**WHAT YOU HAVE TO DO:**
Write out the listing below exactly, and omit any images you find in it.

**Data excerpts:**
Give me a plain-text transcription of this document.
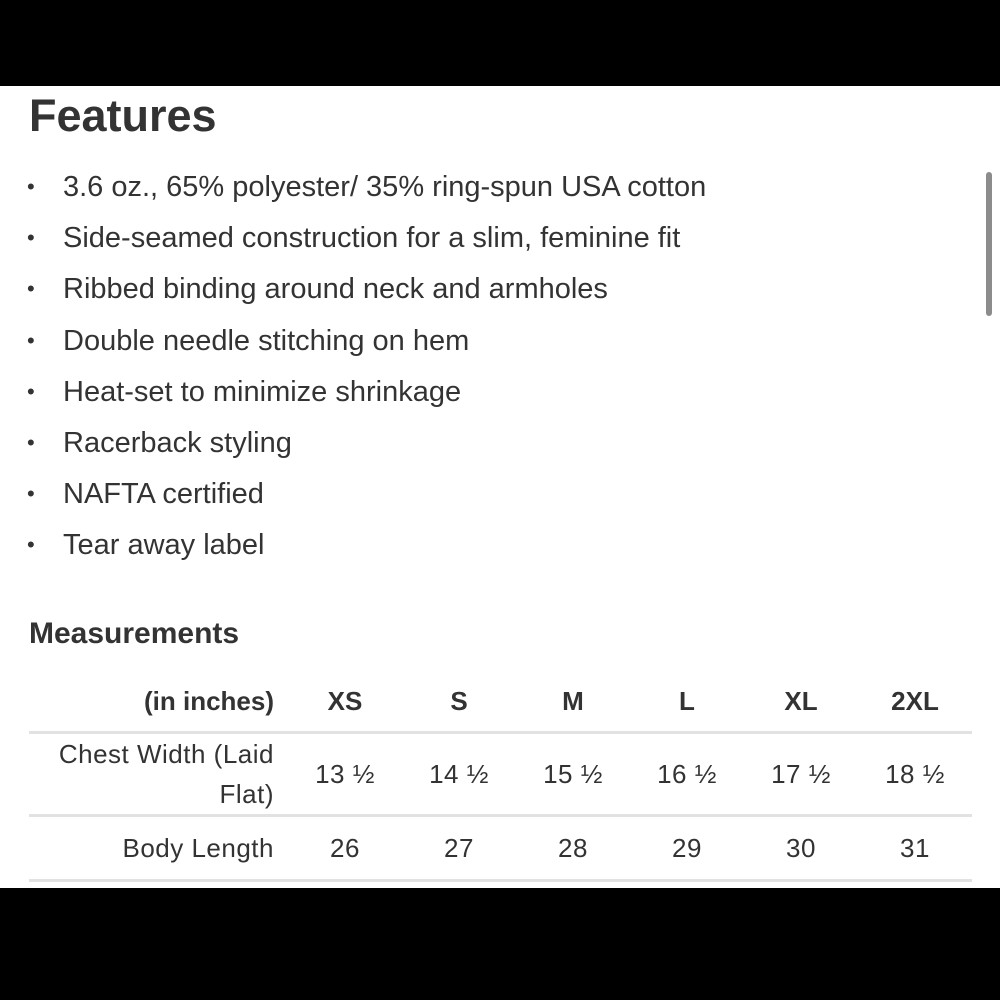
Features
• 3.6 oz., 65% polyester/ 35% ring-spun USA cotton
• Side-seamed construction for a slim, feminine fit
• Ribbed binding around neck and armholes
• Double needle stitching on hem
• Heat-set to minimize shrinkage
• Racerback styling
• NAFTA certified
• Tear away label
Measurements
(in inches)	XS	S	M	L	XL	2XL
Chest Width (Laid
Flat)	13 ½	14 ½	15 ½	16 ½	17 ½	18 ½
Body Length	26	27	28	29	30	31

**OUTPUT BELOW:**
Give me a plain-text transcription of this document.
Features
• 3.6 oz., 65% polyester/ 35% ring-spun USA cotton
• Side-seamed construction for a slim, feminine fit
• Ribbed binding around neck and armholes
• Double needle stitching on hem
• Heat-set to minimize shrinkage
• Racerback styling
• NAFTA certified
• Tear away label
Measurements
(in inches)	XS	S	M	L	XL	2XL
Chest Width (Laid
Flat)	13 ½	14 ½	15 ½	16 ½	17 ½	18 ½
Body Length	26	27	28	29	30	31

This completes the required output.